(Data entries)
· · · · ·

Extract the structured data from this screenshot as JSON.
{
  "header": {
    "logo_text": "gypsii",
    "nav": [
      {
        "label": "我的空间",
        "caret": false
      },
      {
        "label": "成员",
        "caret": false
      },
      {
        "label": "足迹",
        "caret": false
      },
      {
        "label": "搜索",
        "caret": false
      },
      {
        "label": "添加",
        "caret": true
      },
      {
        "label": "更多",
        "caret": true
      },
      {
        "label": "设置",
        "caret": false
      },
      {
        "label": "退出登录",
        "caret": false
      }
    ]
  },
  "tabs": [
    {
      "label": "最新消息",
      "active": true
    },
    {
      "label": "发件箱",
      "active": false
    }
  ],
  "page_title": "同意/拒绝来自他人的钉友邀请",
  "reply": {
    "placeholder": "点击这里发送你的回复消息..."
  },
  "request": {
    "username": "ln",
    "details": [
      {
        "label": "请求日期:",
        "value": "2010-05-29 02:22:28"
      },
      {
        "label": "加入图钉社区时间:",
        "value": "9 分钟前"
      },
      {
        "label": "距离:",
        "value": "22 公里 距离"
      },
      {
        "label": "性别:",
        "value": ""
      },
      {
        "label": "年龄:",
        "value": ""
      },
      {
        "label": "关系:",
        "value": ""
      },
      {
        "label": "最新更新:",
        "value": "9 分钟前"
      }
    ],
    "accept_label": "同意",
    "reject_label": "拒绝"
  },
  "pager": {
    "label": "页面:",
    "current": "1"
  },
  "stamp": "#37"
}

· · · · ·

## Required task:
Exactly reproduce every line of the data above.

## Finished answer:
Extract the structured data from this screenshot as JSON.
{
  "header": {
    "logo_text": "gypsii",
    "nav": [
      {
        "label": "我的空间",
        "caret": false
      },
      {
        "label": "成员",
        "caret": false
      },
      {
        "label": "足迹",
        "caret": false
      },
      {
        "label": "搜索",
        "caret": false
      },
      {
        "label": "添加",
        "caret": true
      },
      {
        "label": "更多",
        "caret": true
      },
      {
        "label": "设置",
        "caret": false
      },
      {
        "label": "退出登录",
        "caret": false
      }
    ]
  },
  "tabs": [
    {
      "label": "最新消息",
      "active": true
    },
    {
      "label": "发件箱",
      "active": false
    }
  ],
  "page_title": "同意/拒绝来自他人的钉友邀请",
  "reply": {
    "placeholder": "点击这里发送你的回复消息..."
  },
  "request": {
    "username": "ln",
    "details": [
      {
        "label": "请求日期:",
        "value": "2010-05-29 02:22:28"
      },
      {
        "label": "加入图钉社区时间:",
        "value": "9 分钟前"
      },
      {
        "label": "距离:",
        "value": "22 公里 距离"
      },
      {
        "label": "性别:",
        "value": ""
      },
      {
        "label": "年龄:",
        "value": ""
      },
      {
        "label": "关系:",
        "value": ""
      },
      {
        "label": "最新更新:",
        "value": "9 分钟前"
      }
    ],
    "accept_label": "同意",
    "reject_label": "拒绝"
  },
  "pager": {
    "label": "页面:",
    "current": "1"
  },
  "stamp": "#37"
}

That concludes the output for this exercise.